* **Problem to work on**
Could you write the next part of the passage below on the EU's energy system integration and hydrogen strategies, picking up after its last sentence?

* **Excerpt to read**

◆ ◆ ◆ ◆ ◆ ◆ ◆

Since the EU imports nearly 60% of its energy requirements, in the form of hydrocarbons, the ESI strategy should support in facilitating the process of decreasing dependence on fossil fuel imports.  The ESI strategy should also enable energy savings and greater reliance on domestic renewable sources and cleaner energy carriers.  However, one of the criticisms of the strategy has been its overweight focus on the application of future technologies for decarbonisation.  Not enough emphasis has been placed on current decarbonisation facilitation including in the area of renewable biogas.  Another drawback to the strategy’s actual implementation may be the exclusion of specific targets for renewable energy use in relation to final consumption, particularly for the key dates of 2030 and 2050.

Hydrogen strategy

The EU’s strategy in this renewable area introduces measures to create the conditions for hydrogen to be a cost-effective decarboniser of the economy.  At present, hydrogen contributes to less than 2% of Europe’s energy consumption.  The priority for the EU is to develop hydrogen production from renewable electricity as the cleanest solution.

In addition to providing financial support in certain end-use applications, the Commission will consider setting minimum shares or quotas of renewable hydrogen in specific end-use sectors such as in the aviation and maritime industries through revision of the Renewable Energy Directive.

The Commission will also introduce a comprehensive terminology and European certification system covering all renewable and low carbon fuels.  The system, based on full life cycle greenhouse gas emission savings and sustainability criteria, will build on existing EU legal provisions, including the Renewable Energy Directive.

The strategy will also focus on hydrogen’s transportation and storage, alongside its production.  This will entail a three-stage process including construction of upto 6GW of renewable hydrogen capacity from 2020 to 2024.  This would rise upto 40GW over 2025 to 2030.  For 2030 to 2050 the emphasis will be on a fully developed hydrogen economy and a trans-European hydrogen network.  Since natural gas consumption is anticipated to fall, from 2030 onwards, any redundant gas transportation networks may alternatively be used for the distribution of hydrogen on both an intra and inter member state basis.

◆ ◆ ◆ ◆ ◆ ◆ ◆

* **Information**
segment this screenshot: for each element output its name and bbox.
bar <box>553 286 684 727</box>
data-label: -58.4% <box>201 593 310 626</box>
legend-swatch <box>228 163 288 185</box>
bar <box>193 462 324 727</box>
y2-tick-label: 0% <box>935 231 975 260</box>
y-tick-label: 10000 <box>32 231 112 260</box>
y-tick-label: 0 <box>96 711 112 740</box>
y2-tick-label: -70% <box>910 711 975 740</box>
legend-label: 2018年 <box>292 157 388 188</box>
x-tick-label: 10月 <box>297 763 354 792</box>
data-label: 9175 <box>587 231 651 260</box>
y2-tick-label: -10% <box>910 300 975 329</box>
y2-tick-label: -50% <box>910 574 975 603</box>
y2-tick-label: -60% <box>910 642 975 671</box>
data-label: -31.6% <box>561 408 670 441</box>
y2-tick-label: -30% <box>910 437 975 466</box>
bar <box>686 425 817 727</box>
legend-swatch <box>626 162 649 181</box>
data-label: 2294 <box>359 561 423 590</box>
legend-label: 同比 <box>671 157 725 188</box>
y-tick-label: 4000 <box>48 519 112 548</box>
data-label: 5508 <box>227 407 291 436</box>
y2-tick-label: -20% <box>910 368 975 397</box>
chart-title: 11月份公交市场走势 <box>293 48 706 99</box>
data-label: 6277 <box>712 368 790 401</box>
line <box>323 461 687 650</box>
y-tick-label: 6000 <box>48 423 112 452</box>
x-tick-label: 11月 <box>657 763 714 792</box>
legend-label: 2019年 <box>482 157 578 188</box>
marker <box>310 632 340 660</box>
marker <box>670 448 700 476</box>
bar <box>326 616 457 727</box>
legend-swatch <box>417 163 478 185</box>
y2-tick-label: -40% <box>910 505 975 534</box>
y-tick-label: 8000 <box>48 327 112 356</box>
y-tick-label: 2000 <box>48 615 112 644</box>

◆ ◆ ◆ ◆ ◆ ◆ ◆

* **Task response**
The ESI strategy also refers to hydrogen infrastructure as a key component of an integrated EU energy network.  The objective will be to maximise the application of existing infrastructure while avoiding both lock-in effects and stranded assets.  Infrastructure planning will facilitate integration of various energy carriers and arbitrate between the development of new infrastructure or repurposing of existing networks.  The strategy will also consider alternatives to network-based options, especially demand-side solutions and storage.

One of the reported drawbacks to the EU’s Hydrogen Strategy is that its singular attention to renewable hydrogen, based on wind and solar sources, could mean insufficient levels of energy production at certain times.  A more balanced alternative could be utilizing carbon-derived hydrogen together with alternative process technologies such as carbon capture and storage “CCS” as a means of achieving a climate-neutral energy system.  Thus, CCS can also be harnessed to address hard-to-abate emissions in certain industrial processes, thereby enabling traditionally-polluting industries to have a place in a climate-neutral economy alongside maintaining industrial jobs across Europe.


As part of the broader Green Deal, the ESI and Hydrogen strategies have been designed for environmentally sustainable economic growth that should also be equitable and inclusive for a wide spectrum of European society as stakeholders.  The strategies should also become a vital building block in supporting Europe’s economic recovery in the wake of the COVID-19 pandemic.  For that purpose alone, the new plans for Europe-wide energy system integration and clean power sources should raise the scale of economic resilience over the long term.